===== Petikan Pilihan =====
Hai Jakarta (1)

1:58:00 PM




Jika akhirnya ada tulisan yang terpublish di blog ini, maka percayalah bahwa itu adalah hasil dari berpuluh – puluh ide dan beberapa draft yang akhirnya di cap, oleh saya sendiri, sebagai tulisan yang tidak cukup layak untuk dibaca oleh orang lain. Beberapa tulisan kedepan isinya cuma saya yang jalan – jalan ke tempat gratisan. Itupun bukan di waktu liburan yang saya siapkan khusus jauh – jauh hari. Semua serba mendadak dan tidak direncanakan. Dari beberapa pengalaman itu, akhirnya saya menyadari bahwa konsep liburan tidak selalu harus ‘mahal’ selama ada tempat dan suasana baru yang dijumpai. ‘Pelesiran Mendadak’ yang saya lakukan kala itu adalah bagian dari diri saya yang ingin dihibur (lol) karena kecewa dengan skripsi yang tidak kunjung menemukan pencerahan. Meski begitu, Alhamdulillah di awal tahun 2018 akhirnya saya meloloskan diri dari college life dan mendapat gelar baru dibelakang nama saya. Rupanya semua memang terjadi tepat pada waktunya dan saat itu terjadi, saya cuma bisa senyum sambil bilang Subhanallah.

Oke skip!


Sesi pelesiran yang akan saya ceritakan kali ini adalah ketika saya pergi ke Jakarta. Yes, kota metropolitan yang selama ini hanya saya lihat lewat selentingan kata : katanya, katanya, katanya (you sing, you lose). Tujuan sebenarnya ke sini adalah mengikuti kompetisi desain intervensi di salah satu universitas bergengsi di Indonesia. Tau kan ? yang jaket sama bus nya kuning itu lho. Saat itu ada 10 tim yang berasal dari berbagai daerah, seingat saya yang terjauh berasal dari pulau Sumatra. Saya berangkat dengan dua teman yang juga bernasib sama, semester yang harusnya gak ikut acara ‘ginian’, skripsi gitu – gitu bae, dan jomblo. Yang terakhir tolong diabaikan.

Jauh-Jauhan Duduknya....

Interaksi kami tidak banyak dengan tim lain. Selain karena semua sibuk belajar (iya, karena setiap tim harus paham desain intervensi tim sendiri dan tim lawan yang berjumlah 9 itu), semua pun sibuk dengan urusan masing – masing, makan misalnya. Saya mengakui, itu kali pertama saya menyadari bahwa : yeah, persaingan di dunia kuliah gak ada apa – apanya dibandingkan nanti kalau udah lulus. Yang dihadepin ya orang – orang model begini.
=====
Sunting bagian tulisan tentang perjalanan ke Jakarta yang dimulai dari "Jauh-Jauhan Duduknya...." dan berakhir pada "orang model begini." dengan mengganti "persaingan" menjadi "kompetisi". Tuliskan kembali bagian itu setelah diubah.
===== Baris Data =====
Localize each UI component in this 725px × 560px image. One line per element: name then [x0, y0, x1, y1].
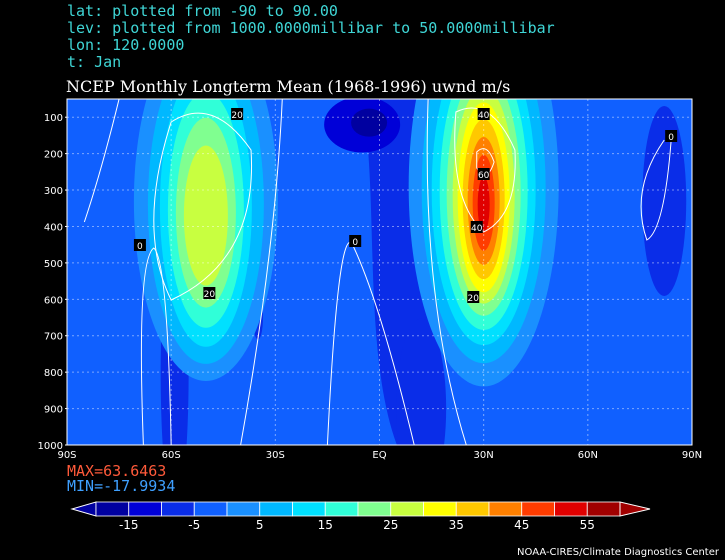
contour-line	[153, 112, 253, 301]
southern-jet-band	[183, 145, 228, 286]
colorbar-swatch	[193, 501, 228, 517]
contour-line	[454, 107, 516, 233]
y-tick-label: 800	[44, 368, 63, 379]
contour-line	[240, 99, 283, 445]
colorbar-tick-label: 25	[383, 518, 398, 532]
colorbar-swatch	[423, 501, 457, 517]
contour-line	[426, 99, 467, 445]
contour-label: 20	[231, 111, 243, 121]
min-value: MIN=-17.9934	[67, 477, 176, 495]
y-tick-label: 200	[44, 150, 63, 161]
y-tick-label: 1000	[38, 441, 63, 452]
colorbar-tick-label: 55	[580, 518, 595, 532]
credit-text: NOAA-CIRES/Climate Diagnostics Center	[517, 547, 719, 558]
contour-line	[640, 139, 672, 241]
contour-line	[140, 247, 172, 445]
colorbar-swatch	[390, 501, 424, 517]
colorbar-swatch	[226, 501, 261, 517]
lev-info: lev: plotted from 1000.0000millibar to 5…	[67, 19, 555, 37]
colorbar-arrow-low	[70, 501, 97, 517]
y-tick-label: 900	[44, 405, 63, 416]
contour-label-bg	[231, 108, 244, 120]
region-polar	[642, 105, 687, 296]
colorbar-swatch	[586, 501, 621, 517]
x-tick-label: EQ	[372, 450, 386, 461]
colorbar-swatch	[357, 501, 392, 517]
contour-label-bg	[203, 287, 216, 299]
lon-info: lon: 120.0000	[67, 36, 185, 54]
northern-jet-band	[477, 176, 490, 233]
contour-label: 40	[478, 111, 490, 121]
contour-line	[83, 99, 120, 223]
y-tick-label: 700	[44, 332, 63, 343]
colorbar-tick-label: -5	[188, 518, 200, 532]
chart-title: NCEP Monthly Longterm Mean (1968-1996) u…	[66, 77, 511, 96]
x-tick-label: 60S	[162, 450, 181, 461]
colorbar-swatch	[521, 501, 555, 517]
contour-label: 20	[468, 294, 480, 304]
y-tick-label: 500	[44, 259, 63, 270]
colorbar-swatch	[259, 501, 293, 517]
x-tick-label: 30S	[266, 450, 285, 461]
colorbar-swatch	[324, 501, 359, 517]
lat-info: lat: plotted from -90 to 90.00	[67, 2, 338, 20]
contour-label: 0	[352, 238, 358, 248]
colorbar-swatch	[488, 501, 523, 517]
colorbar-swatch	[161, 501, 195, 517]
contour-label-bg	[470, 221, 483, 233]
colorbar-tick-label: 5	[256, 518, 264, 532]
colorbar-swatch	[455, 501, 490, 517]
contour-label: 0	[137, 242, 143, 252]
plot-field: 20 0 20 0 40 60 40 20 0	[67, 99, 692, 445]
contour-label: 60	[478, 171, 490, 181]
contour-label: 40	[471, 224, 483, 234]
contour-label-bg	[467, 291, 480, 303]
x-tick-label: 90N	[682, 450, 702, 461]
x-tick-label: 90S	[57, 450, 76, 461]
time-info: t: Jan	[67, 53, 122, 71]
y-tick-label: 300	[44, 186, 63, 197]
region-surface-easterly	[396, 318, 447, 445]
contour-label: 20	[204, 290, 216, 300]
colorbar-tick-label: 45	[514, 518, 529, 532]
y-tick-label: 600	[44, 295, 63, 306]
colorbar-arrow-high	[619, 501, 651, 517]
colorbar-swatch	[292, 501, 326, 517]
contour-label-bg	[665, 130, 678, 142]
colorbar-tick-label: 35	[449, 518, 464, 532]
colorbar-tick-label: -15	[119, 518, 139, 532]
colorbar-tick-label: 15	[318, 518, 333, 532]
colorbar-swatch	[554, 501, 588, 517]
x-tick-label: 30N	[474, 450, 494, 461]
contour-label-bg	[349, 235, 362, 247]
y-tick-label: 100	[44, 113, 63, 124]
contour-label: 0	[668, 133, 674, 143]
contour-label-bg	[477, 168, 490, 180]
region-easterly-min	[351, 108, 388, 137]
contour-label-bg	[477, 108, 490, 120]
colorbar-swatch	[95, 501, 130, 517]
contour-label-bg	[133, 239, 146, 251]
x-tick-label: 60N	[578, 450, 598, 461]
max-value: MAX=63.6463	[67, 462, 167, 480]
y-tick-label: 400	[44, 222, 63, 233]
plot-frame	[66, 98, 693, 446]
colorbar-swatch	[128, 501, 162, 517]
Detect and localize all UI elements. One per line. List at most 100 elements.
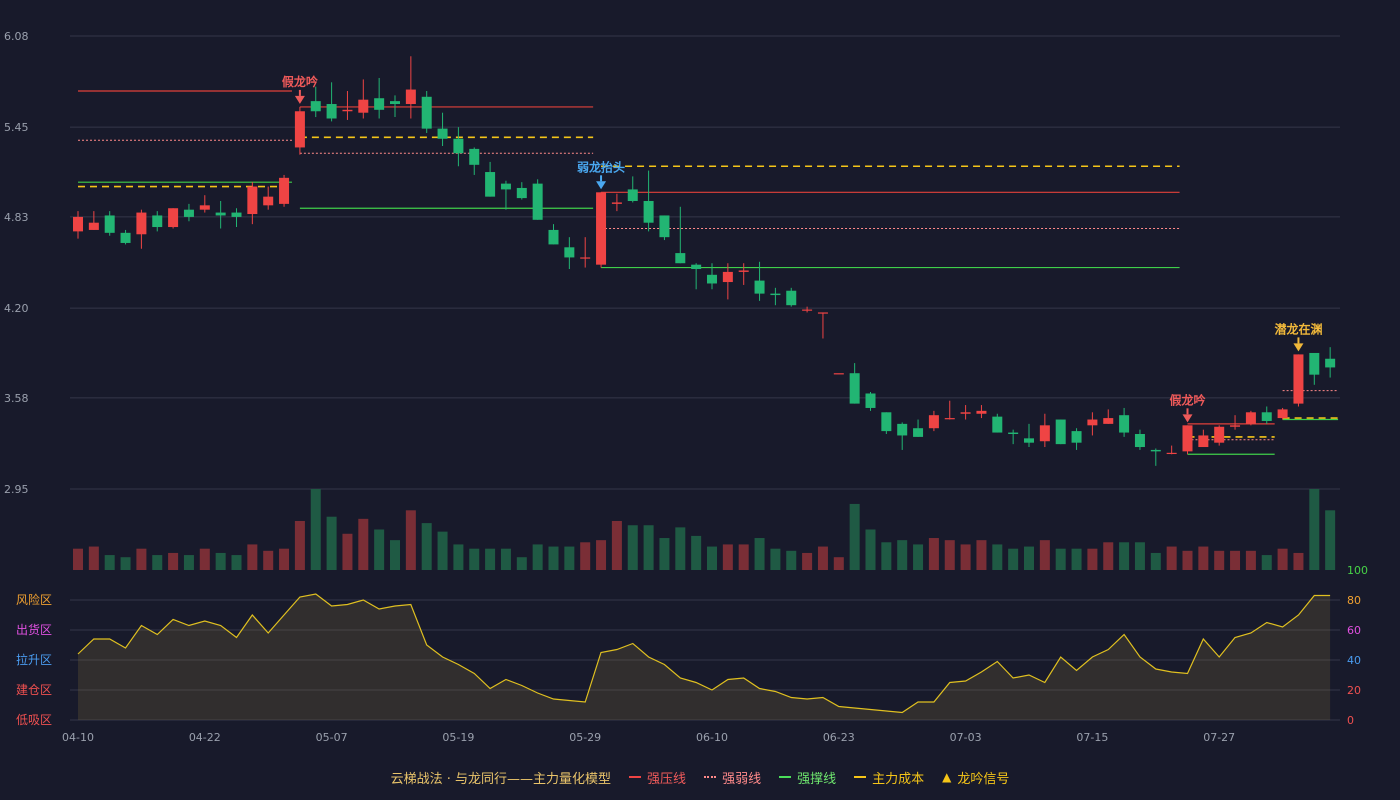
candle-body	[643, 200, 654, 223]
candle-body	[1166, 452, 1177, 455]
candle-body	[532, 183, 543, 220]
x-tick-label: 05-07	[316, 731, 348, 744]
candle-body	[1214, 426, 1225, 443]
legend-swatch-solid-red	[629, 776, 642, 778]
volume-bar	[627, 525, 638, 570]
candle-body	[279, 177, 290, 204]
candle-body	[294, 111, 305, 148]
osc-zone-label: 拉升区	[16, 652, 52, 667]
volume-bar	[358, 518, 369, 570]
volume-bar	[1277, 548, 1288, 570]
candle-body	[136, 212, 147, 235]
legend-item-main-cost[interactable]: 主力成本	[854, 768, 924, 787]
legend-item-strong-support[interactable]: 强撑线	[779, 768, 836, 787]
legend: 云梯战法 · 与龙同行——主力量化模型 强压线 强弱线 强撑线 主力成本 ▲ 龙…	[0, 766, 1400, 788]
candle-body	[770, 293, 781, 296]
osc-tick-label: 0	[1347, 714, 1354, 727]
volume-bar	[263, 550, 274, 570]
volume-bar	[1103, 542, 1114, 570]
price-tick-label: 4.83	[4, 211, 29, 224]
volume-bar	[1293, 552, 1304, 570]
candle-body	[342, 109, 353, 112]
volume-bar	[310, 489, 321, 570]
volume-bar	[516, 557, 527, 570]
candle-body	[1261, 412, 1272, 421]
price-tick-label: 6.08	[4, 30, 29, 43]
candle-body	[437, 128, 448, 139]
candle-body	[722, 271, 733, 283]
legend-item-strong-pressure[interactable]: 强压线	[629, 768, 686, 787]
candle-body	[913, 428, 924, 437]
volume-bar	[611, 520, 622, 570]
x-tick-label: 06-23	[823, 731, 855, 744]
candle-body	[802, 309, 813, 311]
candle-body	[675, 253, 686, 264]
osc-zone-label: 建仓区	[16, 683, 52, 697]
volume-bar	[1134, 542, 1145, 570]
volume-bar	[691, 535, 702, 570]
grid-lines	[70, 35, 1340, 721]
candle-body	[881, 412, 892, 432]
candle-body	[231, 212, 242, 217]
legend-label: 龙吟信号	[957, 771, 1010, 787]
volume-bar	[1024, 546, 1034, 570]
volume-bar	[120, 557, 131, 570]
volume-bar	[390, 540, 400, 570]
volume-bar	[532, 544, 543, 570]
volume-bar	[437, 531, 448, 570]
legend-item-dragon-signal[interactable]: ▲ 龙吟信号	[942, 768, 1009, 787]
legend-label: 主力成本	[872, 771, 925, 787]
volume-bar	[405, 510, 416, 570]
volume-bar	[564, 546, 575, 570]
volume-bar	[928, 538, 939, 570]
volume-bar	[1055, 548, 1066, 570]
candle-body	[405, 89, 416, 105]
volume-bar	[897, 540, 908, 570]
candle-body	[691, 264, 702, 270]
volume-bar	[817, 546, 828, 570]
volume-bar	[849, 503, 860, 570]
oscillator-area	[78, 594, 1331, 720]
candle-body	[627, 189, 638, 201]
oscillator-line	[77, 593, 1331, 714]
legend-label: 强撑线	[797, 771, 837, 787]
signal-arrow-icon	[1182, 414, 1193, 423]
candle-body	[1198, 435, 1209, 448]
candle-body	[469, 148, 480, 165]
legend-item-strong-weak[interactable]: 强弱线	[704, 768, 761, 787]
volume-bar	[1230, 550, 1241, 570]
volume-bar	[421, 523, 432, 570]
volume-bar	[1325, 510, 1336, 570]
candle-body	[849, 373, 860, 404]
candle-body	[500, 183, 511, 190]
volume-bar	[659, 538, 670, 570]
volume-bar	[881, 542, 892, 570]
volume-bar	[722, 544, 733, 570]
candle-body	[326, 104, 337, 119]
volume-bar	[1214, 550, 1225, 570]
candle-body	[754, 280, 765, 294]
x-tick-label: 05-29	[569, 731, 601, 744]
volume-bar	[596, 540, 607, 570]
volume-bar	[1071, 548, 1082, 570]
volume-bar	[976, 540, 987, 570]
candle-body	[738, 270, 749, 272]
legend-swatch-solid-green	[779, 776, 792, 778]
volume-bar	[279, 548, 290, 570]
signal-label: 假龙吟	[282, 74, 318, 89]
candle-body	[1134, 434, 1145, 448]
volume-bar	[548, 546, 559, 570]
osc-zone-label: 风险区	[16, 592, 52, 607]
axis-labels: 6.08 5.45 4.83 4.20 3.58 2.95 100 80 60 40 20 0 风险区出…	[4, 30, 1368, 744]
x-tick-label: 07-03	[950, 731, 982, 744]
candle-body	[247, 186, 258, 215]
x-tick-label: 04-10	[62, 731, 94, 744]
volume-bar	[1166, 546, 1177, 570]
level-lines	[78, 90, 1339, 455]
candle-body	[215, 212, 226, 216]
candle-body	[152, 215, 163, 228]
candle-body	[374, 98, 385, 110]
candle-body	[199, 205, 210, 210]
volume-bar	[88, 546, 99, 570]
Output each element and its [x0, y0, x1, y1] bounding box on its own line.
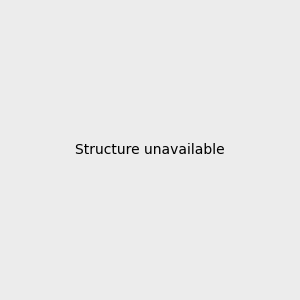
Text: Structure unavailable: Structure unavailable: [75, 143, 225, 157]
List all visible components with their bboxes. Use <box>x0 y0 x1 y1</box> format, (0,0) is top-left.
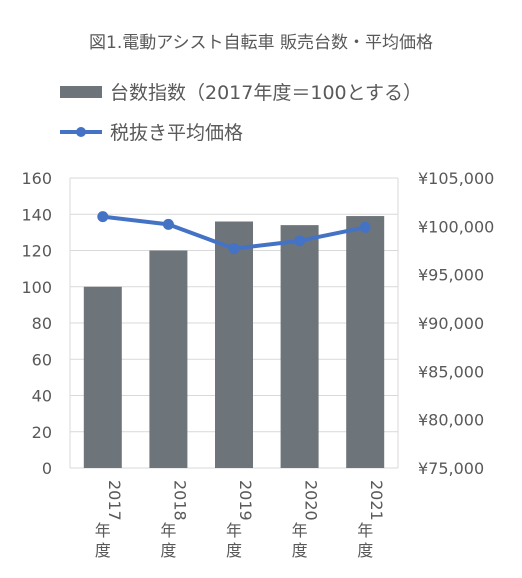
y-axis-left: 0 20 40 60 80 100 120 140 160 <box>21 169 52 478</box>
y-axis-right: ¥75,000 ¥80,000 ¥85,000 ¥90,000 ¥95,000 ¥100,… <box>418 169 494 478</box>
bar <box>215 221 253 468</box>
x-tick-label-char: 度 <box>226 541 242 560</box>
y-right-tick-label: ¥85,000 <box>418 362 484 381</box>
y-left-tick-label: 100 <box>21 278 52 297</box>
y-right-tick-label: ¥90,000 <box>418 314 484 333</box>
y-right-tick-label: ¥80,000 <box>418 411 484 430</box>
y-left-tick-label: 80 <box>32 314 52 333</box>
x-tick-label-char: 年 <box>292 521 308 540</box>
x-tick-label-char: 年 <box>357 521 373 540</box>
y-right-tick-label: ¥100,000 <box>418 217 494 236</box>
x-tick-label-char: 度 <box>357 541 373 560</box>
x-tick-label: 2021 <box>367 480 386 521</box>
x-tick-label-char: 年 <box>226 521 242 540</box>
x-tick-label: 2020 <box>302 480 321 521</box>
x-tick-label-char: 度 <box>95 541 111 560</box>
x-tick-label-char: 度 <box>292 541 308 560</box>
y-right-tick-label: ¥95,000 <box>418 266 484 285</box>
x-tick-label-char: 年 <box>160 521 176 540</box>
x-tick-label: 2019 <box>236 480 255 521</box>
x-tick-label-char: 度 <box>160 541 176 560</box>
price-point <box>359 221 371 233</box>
=====
■ Hasil Latihan ■
Jauh-Jauhan Duduknya....

Interaksi kami tidak banyak dengan tim lain. Selain karena semua sibuk belajar (iya, karena setiap tim harus paham desain intervensi tim sendiri dan tim lawan yang berjumlah 9 itu), semua pun sibuk dengan urusan masing – masing, makan misalnya. Saya mengakui, itu kali pertama saya menyadari bahwa : yeah, kompetisi di dunia kuliah gak ada apa – apanya dibandingkan nanti kalau udah lulus. Yang dihadepin ya orang – orang model begini.